What is needed: Every record should be written out exactly, with the pictures left out.

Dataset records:
####################
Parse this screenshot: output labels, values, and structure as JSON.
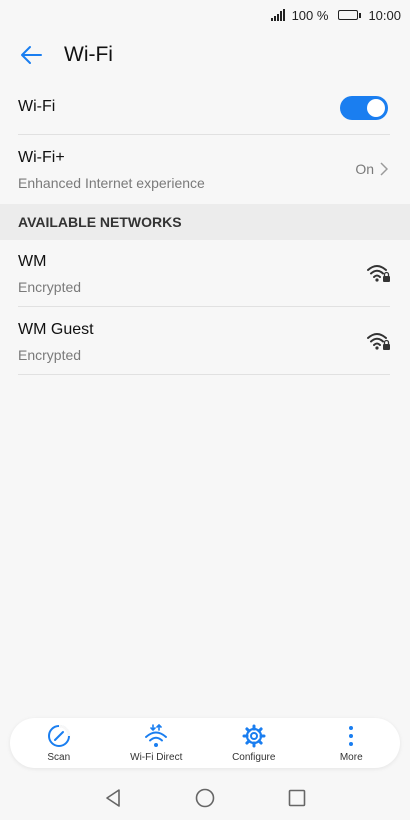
{
  "status": {
    "battery_text": "100 %",
    "time": "10:00"
  },
  "header": {
    "title": "Wi-Fi"
  },
  "wifi_row": {
    "label": "Wi-Fi",
    "enabled": true
  },
  "wifi_plus": {
    "label": "Wi-Fi+",
    "subtitle": "Enhanced Internet experience",
    "value": "On"
  },
  "section": {
    "title": "AVAILABLE NETWORKS"
  },
  "networks": [
    {
      "name": "WM",
      "security": "Encrypted"
    },
    {
      "name": "WM Guest",
      "security": "Encrypted"
    }
  ],
  "bottom_actions": [
    {
      "label": "Scan",
      "icon": "scan-icon"
    },
    {
      "label": "Wi-Fi Direct",
      "icon": "wifi-direct-icon"
    },
    {
      "label": "Configure",
      "icon": "gear-icon"
    },
    {
      "label": "More",
      "icon": "more-vertical-icon"
    }
  ],
  "colors": {
    "accent": "#1a7ef0",
    "background": "#f7f7f7",
    "section_bg": "#ececec"
  }
}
####################
Solved exercise:
Parse this screenshot: output labels, values, and structure as JSON.
{
  "status": {
    "battery_text": "100 %",
    "time": "10:00"
  },
  "header": {
    "title": "Wi-Fi"
  },
  "wifi_row": {
    "label": "Wi-Fi",
    "enabled": true
  },
  "wifi_plus": {
    "label": "Wi-Fi+",
    "subtitle": "Enhanced Internet experience",
    "value": "On"
  },
  "section": {
    "title": "AVAILABLE NETWORKS"
  },
  "networks": [
    {
      "name": "WM",
      "security": "Encrypted"
    },
    {
      "name": "WM Guest",
      "security": "Encrypted"
    }
  ],
  "bottom_actions": [
    {
      "label": "Scan",
      "icon": "scan-icon"
    },
    {
      "label": "Wi-Fi Direct",
      "icon": "wifi-direct-icon"
    },
    {
      "label": "Configure",
      "icon": "gear-icon"
    },
    {
      "label": "More",
      "icon": "more-vertical-icon"
    }
  ],
  "colors": {
    "accent": "#1a7ef0",
    "background": "#f7f7f7",
    "section_bg": "#ececec"
  }
}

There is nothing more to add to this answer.